__Data entries__:
··········

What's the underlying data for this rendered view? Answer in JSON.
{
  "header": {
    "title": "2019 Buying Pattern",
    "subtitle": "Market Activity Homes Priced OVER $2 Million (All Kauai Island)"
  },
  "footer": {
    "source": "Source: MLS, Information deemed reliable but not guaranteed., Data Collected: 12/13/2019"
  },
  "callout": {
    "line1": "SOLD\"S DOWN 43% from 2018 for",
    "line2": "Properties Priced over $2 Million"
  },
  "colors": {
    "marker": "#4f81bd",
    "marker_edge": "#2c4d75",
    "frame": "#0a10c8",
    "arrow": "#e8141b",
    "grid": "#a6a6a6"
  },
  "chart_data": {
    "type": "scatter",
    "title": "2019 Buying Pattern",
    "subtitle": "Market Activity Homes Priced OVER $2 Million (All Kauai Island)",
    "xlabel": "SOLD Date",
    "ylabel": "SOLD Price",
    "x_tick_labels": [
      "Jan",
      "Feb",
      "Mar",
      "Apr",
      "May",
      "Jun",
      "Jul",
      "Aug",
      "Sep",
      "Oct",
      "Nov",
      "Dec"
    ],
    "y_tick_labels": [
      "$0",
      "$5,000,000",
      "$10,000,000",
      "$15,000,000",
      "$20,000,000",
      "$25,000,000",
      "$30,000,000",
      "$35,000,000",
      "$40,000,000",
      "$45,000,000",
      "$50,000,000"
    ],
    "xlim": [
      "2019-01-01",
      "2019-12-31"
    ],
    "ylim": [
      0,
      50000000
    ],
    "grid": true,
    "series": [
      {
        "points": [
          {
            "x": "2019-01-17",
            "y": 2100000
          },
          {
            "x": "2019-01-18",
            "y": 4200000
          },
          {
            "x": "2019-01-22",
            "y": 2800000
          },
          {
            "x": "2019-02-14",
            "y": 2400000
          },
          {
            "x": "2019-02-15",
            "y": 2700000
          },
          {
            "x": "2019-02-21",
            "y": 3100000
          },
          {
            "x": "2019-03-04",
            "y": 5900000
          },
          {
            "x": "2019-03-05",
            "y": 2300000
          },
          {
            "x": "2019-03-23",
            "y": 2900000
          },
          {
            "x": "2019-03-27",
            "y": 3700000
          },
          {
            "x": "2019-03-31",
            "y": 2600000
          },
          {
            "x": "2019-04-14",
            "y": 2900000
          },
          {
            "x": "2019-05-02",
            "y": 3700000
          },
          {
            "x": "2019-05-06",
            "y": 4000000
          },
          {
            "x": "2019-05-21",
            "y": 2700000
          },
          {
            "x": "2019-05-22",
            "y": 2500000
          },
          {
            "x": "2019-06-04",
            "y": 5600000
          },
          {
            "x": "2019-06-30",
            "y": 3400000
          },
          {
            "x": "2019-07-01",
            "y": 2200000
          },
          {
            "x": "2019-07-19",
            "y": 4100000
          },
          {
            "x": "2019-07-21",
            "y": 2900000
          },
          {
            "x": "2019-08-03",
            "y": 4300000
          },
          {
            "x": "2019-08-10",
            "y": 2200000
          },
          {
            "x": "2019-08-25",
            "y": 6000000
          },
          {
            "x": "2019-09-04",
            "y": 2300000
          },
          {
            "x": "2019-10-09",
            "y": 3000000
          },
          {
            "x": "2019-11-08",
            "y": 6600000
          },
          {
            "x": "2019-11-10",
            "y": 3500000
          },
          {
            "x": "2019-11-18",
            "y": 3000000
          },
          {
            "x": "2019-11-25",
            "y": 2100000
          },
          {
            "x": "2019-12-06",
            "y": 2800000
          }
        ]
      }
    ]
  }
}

··········

__Exercise__:
List every line above containing the word "SOLD".

__Written response__:
    "line1": "SOLD\"S DOWN 43% from 2018 for",
    "xlabel": "SOLD Date",
    "ylabel": "SOLD Price",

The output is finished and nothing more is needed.